*** Provided information ***

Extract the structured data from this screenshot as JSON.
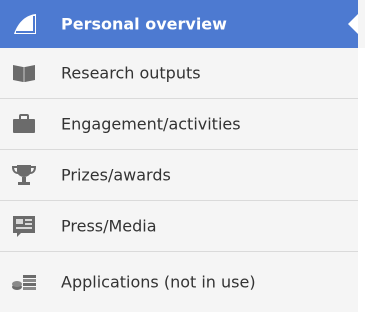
{
  "menu": {
    "items": [
      {
        "label": "Personal overview",
        "icon": "overview-icon",
        "active": true
      },
      {
        "label": "Research outputs",
        "icon": "book-icon",
        "active": false
      },
      {
        "label": "Engagement/activities",
        "icon": "briefcase-icon",
        "active": false
      },
      {
        "label": "Prizes/awards",
        "icon": "trophy-icon",
        "active": false
      },
      {
        "label": "Press/Media",
        "icon": "newspaper-icon",
        "active": false
      },
      {
        "label": "Applications (not in use)",
        "icon": "money-icon",
        "active": false
      }
    ]
  },
  "colors": {
    "active_bg": "#4d7ad1",
    "item_bg": "#f5f5f5",
    "icon": "#6b6b6b",
    "text": "#333333",
    "divider": "#dadada"
  }
}
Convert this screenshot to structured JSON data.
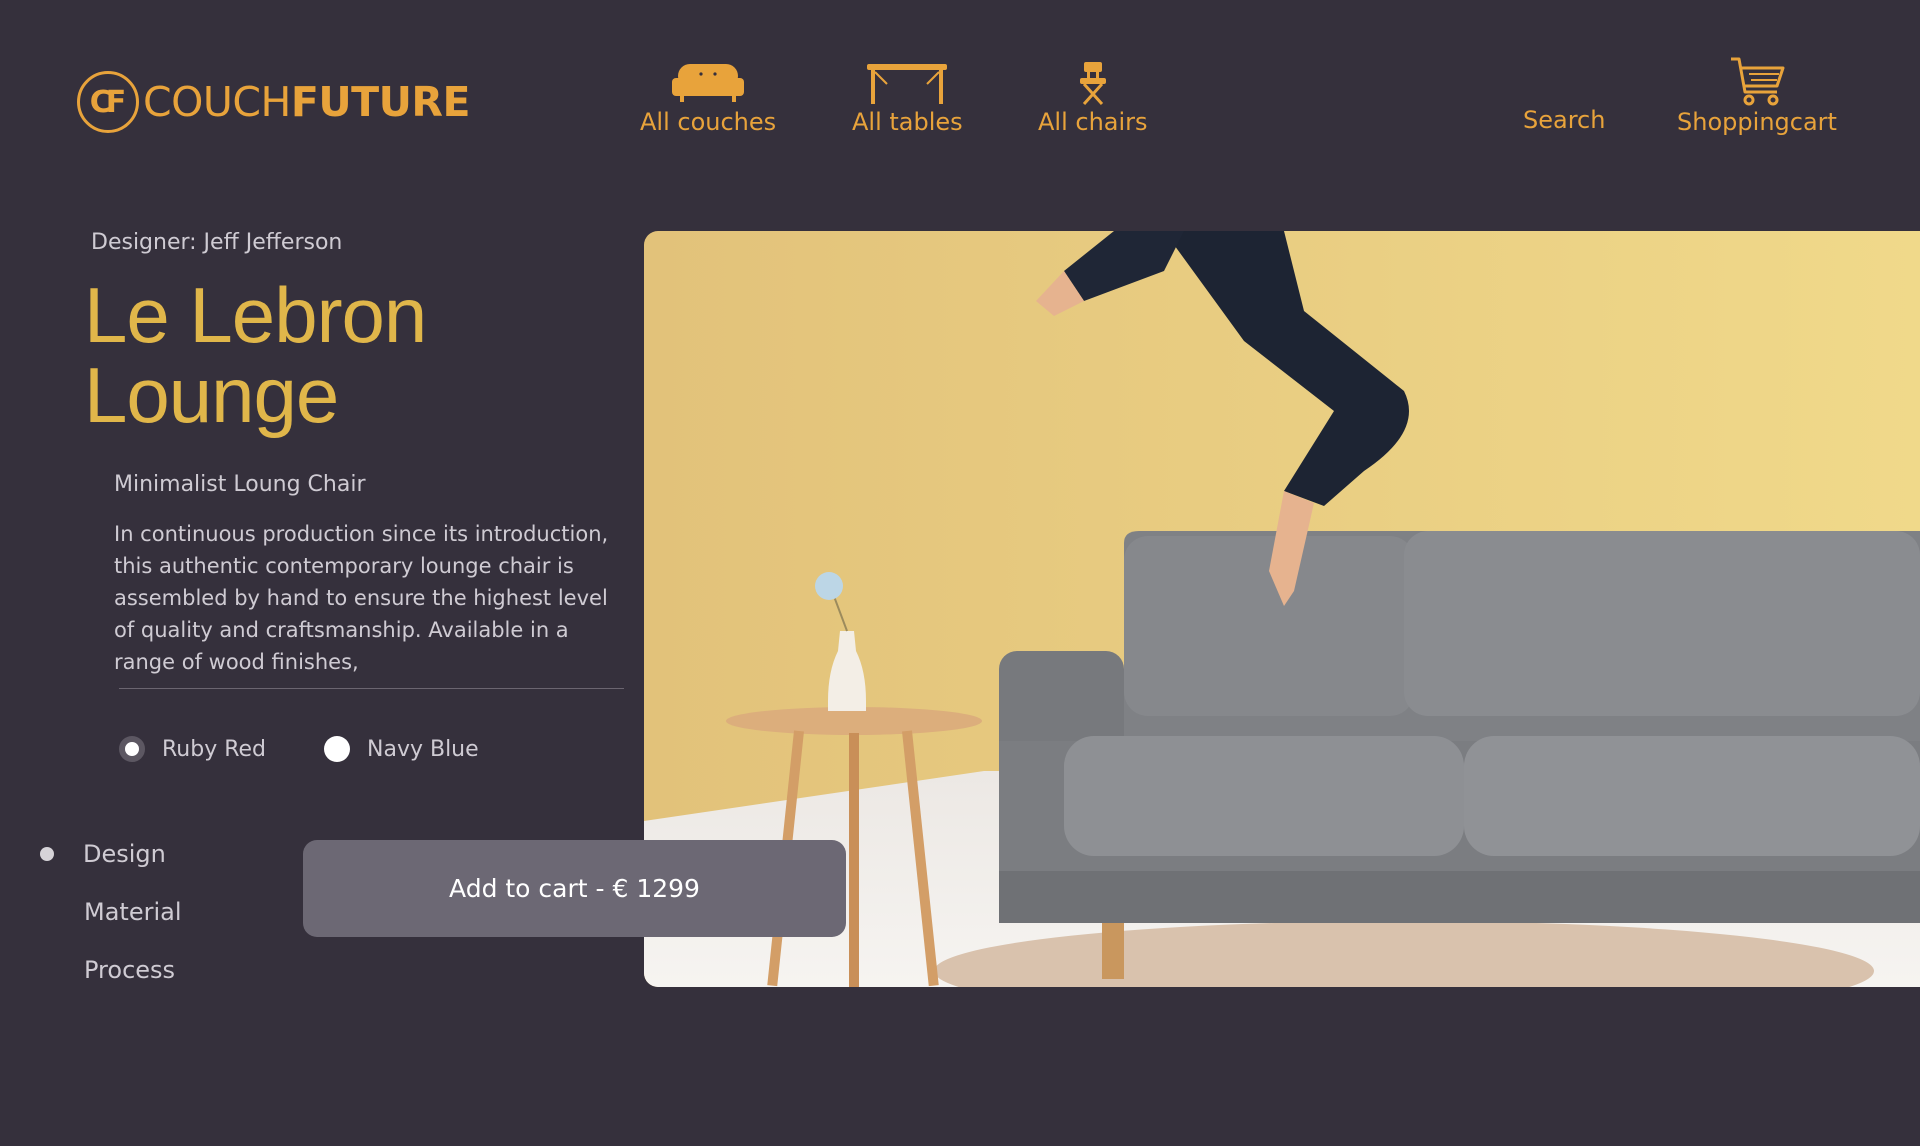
{
  "brand": {
    "mark": "CF",
    "name_light": "COUCH",
    "name_bold": "FUTURE"
  },
  "nav": {
    "couches": "All couches",
    "tables": "All tables",
    "chairs": "All chairs",
    "search": "Search",
    "cart": "Shoppingcart"
  },
  "product": {
    "designer": "Designer: Jeff Jefferson",
    "title_line1": "Le Lebron",
    "title_line2": "Lounge",
    "subtitle": "Minimalist Loung Chair",
    "description": "In continuous production since its introduction, this authentic contemporary lounge chair is assembled by hand to ensure the highest level of quality and craftsmanship. Available in a range of wood finishes,",
    "colors": [
      {
        "label": "Ruby Red",
        "selected": true
      },
      {
        "label": "Navy Blue",
        "selected": false
      }
    ],
    "add_to_cart": "Add to cart -  € 1299"
  },
  "sections": [
    "Design",
    "Material",
    "Process"
  ],
  "theme": {
    "background": "#35303c",
    "accent": "#e8a33b",
    "title": "#e0b64a",
    "button": "#6c6874"
  }
}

***

- What needs to be done -
Locate all lines holding the word "JSON", then copy them out.

- Result below -
Extract the structured data from this screenshot as JSON.
Convert this screenshot to structured JSON data.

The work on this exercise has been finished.